The task.
Examine the records and identify each line that includes the string "coordinate". Copy those lines.
[begin Material for this task]
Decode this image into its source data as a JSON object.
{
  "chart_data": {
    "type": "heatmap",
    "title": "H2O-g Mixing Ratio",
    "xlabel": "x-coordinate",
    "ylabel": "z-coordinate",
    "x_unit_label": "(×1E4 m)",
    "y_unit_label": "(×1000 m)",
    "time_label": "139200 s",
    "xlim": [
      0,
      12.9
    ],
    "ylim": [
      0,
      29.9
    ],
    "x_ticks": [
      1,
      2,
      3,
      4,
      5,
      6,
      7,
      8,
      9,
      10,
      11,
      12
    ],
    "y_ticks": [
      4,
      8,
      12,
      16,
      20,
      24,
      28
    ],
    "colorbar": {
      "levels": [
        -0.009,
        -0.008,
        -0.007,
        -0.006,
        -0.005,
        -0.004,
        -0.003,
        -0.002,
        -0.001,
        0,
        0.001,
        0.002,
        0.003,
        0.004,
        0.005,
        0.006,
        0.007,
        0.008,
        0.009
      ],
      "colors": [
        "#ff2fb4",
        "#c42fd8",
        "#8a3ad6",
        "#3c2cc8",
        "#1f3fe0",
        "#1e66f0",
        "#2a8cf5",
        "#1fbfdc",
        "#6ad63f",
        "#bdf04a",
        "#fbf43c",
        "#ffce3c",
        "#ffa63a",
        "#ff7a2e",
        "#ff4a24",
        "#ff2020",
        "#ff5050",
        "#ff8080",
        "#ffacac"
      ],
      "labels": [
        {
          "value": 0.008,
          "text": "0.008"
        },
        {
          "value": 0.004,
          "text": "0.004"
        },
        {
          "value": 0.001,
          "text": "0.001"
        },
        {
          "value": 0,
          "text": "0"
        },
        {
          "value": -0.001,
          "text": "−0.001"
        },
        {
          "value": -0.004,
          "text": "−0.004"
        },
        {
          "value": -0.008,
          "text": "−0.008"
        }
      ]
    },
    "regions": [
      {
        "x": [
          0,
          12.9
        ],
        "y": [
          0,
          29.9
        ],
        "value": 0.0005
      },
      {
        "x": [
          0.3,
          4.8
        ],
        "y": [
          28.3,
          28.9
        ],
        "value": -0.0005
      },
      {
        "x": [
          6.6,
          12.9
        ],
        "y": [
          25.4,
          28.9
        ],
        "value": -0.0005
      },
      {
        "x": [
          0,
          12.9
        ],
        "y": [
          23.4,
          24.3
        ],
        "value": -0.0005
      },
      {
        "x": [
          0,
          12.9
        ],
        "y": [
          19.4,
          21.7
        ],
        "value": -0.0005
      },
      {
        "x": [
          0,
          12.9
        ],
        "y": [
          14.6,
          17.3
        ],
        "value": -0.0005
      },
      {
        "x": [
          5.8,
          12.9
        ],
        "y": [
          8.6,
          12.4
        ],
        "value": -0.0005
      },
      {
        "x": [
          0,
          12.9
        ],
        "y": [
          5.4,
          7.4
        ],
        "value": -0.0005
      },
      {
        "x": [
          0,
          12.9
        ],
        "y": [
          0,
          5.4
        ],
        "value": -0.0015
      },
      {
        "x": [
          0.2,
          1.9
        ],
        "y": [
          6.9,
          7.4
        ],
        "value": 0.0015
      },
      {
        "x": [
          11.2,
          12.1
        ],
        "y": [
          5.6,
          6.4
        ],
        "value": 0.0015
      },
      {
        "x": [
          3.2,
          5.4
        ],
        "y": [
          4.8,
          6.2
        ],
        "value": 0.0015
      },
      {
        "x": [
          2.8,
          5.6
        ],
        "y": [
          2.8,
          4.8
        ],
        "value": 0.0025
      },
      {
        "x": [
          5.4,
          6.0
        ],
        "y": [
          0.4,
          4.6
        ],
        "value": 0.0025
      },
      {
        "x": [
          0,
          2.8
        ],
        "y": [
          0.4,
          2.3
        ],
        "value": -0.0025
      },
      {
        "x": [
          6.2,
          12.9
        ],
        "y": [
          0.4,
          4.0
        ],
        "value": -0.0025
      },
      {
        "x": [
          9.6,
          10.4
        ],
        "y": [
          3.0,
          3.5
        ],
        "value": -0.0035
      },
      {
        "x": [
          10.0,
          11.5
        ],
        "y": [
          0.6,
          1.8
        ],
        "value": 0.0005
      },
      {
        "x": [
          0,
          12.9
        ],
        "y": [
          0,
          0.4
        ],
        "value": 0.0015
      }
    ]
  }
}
[end Material for this task]
Task output.
    "xlabel": "x-coordinate",
    "ylabel": "z-coordinate",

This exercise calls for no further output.